*Aim of the task*
Tally every line of the listing where the string "providing" is found, and state the total alone.

*Supplied material*
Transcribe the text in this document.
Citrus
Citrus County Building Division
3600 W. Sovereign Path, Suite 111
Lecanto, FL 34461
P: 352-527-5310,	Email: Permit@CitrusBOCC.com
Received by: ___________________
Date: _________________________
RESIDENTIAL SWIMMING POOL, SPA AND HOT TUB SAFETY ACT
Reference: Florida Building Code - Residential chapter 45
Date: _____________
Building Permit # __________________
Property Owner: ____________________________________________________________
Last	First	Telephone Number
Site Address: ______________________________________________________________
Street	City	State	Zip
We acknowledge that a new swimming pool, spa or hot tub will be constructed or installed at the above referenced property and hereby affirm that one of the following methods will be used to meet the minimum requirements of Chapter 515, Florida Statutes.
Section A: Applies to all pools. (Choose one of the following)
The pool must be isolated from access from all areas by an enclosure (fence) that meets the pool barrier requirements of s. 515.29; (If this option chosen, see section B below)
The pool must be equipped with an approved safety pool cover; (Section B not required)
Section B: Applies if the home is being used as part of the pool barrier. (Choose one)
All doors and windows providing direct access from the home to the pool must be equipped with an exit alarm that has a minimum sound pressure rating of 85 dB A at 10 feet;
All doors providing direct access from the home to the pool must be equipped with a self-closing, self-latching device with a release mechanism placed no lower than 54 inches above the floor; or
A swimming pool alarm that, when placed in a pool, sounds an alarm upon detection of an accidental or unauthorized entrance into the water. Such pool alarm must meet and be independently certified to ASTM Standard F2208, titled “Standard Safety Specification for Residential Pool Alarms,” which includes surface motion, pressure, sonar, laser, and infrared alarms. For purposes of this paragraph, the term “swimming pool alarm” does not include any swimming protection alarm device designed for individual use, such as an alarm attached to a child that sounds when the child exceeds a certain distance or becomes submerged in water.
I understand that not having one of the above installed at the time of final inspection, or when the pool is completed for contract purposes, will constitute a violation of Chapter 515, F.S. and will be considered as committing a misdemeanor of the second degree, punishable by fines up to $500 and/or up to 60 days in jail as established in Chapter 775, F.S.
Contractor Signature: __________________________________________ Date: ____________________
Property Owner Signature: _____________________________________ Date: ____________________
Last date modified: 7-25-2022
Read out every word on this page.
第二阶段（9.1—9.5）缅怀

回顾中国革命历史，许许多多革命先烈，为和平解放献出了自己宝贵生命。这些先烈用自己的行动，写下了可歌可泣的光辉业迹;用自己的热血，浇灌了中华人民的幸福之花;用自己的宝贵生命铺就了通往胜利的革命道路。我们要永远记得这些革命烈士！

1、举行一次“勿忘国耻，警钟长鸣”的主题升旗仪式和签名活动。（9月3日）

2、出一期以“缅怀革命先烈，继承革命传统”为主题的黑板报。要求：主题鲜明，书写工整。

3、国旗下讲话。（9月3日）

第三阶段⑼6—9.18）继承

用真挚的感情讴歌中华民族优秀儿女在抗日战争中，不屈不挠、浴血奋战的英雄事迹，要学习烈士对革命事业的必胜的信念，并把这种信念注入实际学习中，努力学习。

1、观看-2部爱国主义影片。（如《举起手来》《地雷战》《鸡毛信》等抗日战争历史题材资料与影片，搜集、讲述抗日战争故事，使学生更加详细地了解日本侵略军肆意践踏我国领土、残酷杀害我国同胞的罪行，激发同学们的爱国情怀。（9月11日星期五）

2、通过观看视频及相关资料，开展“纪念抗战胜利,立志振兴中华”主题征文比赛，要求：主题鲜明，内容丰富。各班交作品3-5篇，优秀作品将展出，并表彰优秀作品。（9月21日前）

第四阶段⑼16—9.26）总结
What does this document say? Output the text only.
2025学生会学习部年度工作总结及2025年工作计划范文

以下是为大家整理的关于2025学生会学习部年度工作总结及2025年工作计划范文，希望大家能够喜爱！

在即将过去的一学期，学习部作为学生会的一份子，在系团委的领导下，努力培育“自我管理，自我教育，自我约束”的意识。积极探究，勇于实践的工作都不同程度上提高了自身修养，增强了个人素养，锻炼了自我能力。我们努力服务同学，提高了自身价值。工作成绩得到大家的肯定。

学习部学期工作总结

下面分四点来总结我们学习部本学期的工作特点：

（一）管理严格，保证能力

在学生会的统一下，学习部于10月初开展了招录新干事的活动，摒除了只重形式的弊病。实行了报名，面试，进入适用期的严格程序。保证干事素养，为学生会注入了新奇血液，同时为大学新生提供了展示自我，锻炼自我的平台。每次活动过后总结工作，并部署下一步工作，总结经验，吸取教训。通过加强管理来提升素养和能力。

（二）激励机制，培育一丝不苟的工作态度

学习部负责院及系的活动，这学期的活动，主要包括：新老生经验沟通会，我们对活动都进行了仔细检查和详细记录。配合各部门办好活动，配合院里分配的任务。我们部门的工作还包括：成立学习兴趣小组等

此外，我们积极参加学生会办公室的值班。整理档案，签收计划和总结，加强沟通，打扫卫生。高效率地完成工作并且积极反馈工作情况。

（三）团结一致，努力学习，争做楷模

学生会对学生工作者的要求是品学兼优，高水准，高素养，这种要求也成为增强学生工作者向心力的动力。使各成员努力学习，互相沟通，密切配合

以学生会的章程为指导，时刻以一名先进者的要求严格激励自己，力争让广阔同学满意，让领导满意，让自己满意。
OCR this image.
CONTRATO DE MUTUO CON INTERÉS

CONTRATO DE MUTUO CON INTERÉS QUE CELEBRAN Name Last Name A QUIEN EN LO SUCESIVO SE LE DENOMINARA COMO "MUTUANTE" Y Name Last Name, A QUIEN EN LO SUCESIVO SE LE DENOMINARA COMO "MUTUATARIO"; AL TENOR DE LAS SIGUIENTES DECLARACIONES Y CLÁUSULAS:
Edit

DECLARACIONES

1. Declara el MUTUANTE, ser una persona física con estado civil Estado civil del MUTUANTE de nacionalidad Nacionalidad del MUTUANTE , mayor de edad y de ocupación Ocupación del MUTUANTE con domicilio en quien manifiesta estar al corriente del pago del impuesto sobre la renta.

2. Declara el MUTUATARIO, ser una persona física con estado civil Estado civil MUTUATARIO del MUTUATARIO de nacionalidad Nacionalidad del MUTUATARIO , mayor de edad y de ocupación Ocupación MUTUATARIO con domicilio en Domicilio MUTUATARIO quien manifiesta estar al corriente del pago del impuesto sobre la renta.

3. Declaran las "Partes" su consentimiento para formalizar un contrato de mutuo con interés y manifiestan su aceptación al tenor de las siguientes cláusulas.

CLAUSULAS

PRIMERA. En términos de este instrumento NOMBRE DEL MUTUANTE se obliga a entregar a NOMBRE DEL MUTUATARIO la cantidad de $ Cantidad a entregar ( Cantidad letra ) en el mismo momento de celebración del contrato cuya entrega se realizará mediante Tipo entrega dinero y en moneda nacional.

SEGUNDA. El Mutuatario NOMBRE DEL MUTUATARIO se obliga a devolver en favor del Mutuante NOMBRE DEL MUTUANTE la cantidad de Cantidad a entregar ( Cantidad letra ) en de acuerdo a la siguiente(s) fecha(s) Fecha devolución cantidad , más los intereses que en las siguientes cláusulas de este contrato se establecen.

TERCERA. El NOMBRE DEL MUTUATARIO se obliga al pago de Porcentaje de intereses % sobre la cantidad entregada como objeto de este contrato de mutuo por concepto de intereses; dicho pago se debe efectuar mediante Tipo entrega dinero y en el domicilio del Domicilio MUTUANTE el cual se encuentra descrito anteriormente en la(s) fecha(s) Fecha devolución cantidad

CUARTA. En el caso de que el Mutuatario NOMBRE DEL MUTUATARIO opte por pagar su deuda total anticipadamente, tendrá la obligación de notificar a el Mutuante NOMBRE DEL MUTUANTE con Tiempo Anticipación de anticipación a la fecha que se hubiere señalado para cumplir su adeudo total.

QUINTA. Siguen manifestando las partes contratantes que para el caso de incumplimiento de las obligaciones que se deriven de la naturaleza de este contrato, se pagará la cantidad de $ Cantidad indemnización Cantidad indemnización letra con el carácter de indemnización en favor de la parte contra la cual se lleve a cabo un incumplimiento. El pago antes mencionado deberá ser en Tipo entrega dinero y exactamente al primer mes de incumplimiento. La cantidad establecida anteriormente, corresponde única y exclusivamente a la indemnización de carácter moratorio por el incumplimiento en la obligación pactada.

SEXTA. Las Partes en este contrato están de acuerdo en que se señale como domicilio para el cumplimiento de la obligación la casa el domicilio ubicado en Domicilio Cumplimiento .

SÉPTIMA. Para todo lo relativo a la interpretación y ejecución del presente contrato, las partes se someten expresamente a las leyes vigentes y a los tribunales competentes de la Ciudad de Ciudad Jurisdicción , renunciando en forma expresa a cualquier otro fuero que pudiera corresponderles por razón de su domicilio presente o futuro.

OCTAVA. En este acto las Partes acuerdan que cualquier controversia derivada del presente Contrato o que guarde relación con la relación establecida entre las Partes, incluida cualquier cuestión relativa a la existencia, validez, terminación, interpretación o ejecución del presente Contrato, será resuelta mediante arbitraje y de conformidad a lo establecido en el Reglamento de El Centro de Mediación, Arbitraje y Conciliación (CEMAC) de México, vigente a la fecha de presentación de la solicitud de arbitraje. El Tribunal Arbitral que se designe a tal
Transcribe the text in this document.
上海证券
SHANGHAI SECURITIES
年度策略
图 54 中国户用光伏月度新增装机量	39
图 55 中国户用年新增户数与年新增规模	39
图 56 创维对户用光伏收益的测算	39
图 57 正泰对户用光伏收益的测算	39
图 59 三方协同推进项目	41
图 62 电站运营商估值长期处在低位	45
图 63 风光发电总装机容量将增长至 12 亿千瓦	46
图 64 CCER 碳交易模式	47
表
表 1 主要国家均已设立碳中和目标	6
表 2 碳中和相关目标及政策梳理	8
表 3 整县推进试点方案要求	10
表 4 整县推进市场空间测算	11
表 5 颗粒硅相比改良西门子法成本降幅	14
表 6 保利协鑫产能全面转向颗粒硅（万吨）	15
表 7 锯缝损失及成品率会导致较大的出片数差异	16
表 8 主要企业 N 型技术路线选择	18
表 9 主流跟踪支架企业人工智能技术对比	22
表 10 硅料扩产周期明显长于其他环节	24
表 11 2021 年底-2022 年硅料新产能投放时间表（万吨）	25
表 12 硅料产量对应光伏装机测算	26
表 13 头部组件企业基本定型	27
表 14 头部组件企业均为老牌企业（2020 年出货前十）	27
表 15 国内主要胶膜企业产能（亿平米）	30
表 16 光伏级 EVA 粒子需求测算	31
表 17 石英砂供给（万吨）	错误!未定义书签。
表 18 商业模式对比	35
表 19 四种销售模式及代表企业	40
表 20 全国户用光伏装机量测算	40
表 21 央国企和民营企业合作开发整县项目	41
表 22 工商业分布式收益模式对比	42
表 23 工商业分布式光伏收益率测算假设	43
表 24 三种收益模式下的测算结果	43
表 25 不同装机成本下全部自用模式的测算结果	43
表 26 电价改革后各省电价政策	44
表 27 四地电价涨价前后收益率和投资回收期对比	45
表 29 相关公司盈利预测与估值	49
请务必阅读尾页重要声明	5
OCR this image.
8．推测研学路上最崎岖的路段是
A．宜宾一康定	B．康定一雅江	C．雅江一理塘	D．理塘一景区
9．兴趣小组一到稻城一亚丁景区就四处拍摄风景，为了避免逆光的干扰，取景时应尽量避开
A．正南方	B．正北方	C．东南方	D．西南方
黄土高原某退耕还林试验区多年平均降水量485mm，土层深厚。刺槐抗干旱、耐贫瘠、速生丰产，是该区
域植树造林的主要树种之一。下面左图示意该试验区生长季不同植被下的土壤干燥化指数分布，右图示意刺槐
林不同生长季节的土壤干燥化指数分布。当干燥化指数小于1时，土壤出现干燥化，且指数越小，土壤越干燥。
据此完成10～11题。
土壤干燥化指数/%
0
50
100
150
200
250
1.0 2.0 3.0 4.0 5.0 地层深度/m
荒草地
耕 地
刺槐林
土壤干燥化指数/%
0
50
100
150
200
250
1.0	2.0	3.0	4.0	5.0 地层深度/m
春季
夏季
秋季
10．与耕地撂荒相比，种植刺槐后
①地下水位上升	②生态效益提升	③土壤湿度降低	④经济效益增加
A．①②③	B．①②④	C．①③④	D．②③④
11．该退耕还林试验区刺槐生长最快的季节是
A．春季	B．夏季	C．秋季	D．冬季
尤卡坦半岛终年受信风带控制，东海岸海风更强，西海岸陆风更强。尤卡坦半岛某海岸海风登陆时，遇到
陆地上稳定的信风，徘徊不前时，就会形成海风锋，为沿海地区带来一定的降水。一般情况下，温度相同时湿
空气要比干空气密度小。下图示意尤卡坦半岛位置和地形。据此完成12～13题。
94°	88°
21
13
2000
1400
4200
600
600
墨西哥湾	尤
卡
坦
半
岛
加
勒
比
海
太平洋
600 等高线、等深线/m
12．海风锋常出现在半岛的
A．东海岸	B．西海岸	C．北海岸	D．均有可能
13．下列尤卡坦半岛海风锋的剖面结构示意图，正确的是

*Response to the task*
2